Page ▸

- IOC code: KGZ
- NOC: National Olympic Committee of the Kyrgyz Republic

in Birmingham, United States 7 July 2022 – 17 July 2022
- Competitors: 2 (2 men) in 2 sports and 2 events
- Medals Ranked 60th: Gold 0 Silver 1 Bronze 1 Total 2

World Games appearances
- 1981; 1985; 1989; 1993; 1997; 2001; 2005; 2009; 2013; 2017; 2022;

= Kyrgyzstan at the 2022 World Games =

Kyrgyzstan competed at the 2022 World Games held in Birmingham, United States from 7 to 17 July 2022. Athletes representing Kyrgyzstan won one silver medal and one bronze medal. The country finished in 60th place in the medal table.

==Medalists==

| Medal | Name | Sport | Event | Date |
|---|---|---|---|---|
| Silver | Abdurahmanhaji Murtazaliev [ru] | Ju-jitsu | Men's ne-waza 85 kg | 15 July |
| Bronze | Ikbol Fozilzhonov | Kickboxing | Men's 63.5 kg | 14 July |

==Competitors==
The following is the list of number of competitors in the Games.

Set task a ▸ According to the page on Kyrgyzstan at the 2022 World Games, what place did the country finish in the medal table?

Excerpted records ▸
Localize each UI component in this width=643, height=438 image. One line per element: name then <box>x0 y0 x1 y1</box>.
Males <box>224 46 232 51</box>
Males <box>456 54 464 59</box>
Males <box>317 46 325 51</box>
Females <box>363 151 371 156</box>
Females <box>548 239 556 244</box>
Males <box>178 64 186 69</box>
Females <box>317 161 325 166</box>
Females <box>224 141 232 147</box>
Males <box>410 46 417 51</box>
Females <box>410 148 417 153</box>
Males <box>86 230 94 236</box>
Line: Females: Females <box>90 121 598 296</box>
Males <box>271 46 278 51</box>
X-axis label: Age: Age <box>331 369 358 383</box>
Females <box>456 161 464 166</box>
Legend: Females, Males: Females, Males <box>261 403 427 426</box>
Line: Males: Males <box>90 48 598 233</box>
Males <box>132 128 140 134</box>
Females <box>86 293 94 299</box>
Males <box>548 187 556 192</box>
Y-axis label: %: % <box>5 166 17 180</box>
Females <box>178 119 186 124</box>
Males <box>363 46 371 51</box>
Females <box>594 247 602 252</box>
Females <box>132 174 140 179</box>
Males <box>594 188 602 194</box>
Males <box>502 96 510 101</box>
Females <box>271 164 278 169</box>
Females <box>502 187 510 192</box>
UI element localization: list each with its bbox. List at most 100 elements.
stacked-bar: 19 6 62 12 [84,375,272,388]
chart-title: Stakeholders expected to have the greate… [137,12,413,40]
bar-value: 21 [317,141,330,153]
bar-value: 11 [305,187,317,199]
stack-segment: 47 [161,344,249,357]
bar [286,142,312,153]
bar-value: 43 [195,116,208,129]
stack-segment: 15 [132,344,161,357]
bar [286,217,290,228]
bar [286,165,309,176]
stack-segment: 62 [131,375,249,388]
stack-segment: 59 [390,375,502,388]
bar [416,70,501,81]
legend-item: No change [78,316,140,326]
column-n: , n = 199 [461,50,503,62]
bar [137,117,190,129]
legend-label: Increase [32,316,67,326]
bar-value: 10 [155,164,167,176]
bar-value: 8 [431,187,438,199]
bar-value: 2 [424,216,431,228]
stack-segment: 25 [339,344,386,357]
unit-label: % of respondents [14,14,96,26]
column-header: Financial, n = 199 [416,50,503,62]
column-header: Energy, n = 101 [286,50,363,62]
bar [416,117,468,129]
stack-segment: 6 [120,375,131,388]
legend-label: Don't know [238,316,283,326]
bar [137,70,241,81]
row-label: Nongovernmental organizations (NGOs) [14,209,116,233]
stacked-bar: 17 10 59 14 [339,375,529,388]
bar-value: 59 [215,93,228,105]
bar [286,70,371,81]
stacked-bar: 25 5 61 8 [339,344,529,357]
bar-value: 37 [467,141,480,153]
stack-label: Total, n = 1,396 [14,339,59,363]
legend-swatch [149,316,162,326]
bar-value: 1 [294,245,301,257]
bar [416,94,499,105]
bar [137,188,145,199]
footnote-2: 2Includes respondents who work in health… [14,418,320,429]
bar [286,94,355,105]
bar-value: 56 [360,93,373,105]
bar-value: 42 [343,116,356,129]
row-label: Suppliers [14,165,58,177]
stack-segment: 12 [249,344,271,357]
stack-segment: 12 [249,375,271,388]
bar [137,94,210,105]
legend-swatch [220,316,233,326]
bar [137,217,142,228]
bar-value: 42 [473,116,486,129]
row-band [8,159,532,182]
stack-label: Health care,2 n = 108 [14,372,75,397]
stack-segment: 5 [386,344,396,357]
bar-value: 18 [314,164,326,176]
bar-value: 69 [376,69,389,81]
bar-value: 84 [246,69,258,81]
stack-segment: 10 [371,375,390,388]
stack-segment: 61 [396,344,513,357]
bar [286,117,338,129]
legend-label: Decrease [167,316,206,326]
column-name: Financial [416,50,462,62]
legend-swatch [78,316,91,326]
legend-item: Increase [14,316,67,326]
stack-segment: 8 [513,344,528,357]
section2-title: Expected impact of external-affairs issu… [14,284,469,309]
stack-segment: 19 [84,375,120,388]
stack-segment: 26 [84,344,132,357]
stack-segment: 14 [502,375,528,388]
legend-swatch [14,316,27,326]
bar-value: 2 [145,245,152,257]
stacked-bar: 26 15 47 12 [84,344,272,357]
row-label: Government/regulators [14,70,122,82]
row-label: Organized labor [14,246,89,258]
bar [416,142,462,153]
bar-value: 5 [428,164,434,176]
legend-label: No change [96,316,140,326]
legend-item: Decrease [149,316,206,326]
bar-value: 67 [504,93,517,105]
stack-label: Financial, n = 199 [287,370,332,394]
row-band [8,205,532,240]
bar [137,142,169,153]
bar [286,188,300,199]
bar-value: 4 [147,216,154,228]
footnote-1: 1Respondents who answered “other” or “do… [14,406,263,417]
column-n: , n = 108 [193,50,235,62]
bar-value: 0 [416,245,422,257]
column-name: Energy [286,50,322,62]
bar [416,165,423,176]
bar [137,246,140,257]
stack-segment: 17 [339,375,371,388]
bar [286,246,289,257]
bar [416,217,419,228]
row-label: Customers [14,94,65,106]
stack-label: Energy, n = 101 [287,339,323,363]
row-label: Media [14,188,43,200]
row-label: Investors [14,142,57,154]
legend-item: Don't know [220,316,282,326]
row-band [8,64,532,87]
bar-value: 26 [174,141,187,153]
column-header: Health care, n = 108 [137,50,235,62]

Set task b ▸ Duplicate the rows word for word, beginning at the first row and stopping after the row that contains "Y-axis label: %: % <box>5 166 17 180</box>".

Exercise answer a ▸ 60th place

Exercise answer b ▸
Localize each UI component in this width=643, height=438 image. One line per element: name then <box>x0 y0 x1 y1</box>.
Males <box>224 46 232 51</box>
Males <box>456 54 464 59</box>
Males <box>317 46 325 51</box>
Females <box>363 151 371 156</box>
Females <box>548 239 556 244</box>
Males <box>178 64 186 69</box>
Females <box>317 161 325 166</box>
Females <box>224 141 232 147</box>
Males <box>410 46 417 51</box>
Females <box>410 148 417 153</box>
Males <box>86 230 94 236</box>
Line: Females: Females <box>90 121 598 296</box>
Males <box>271 46 278 51</box>
X-axis label: Age: Age <box>331 369 358 383</box>
Females <box>456 161 464 166</box>
Legend: Females, Males: Females, Males <box>261 403 427 426</box>
Line: Males: Males <box>90 48 598 233</box>
Males <box>132 128 140 134</box>
Females <box>86 293 94 299</box>
Males <box>548 187 556 192</box>
Y-axis label: %: % <box>5 166 17 180</box>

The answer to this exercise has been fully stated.